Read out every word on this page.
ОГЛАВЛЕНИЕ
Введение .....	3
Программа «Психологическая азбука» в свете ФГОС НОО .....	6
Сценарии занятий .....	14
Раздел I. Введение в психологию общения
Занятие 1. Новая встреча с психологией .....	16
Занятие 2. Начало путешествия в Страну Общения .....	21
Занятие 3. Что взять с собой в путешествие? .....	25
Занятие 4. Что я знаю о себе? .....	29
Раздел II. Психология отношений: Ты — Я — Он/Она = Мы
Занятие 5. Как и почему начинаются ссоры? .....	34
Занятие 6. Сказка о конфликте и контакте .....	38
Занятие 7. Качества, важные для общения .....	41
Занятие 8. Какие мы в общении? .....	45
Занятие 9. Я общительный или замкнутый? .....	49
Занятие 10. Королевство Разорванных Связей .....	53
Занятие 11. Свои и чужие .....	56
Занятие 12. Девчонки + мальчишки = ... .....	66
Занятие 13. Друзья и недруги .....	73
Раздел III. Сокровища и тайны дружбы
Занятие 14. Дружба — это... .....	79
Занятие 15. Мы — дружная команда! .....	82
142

▶ **Work required**:
Copy out all of the records above with nothing altered.

▶ **Answer to the problem**:
Read out every word on this page.
ОГЛАВЛЕНИЕ
Введение .....	3
Программа «Психологическая азбука» в свете ФГОС НОО .....	6
Сценарии занятий .....	14
Раздел I. Введение в психологию общения
Занятие 1. Новая встреча с психологией .....	16
Занятие 2. Начало путешествия в Страну Общения .....	21
Занятие 3. Что взять с собой в путешествие? .....	25
Занятие 4. Что я знаю о себе? .....	29
Раздел II. Психология отношений: Ты — Я — Он/Она = Мы
Занятие 5. Как и почему начинаются ссоры? .....	34
Занятие 6. Сказка о конфликте и контакте .....	38
Занятие 7. Качества, важные для общения .....	41
Занятие 8. Какие мы в общении? .....	45
Занятие 9. Я общительный или замкнутый? .....	49
Занятие 10. Королевство Разорванных Связей .....	53
Занятие 11. Свои и чужие .....	56
Занятие 12. Девчонки + мальчишки = ... .....	66
Занятие 13. Друзья и недруги .....	73
Раздел III. Сокровища и тайны дружбы
Занятие 14. Дружба — это... .....	79
Занятие 15. Мы — дружная команда! .....	82
142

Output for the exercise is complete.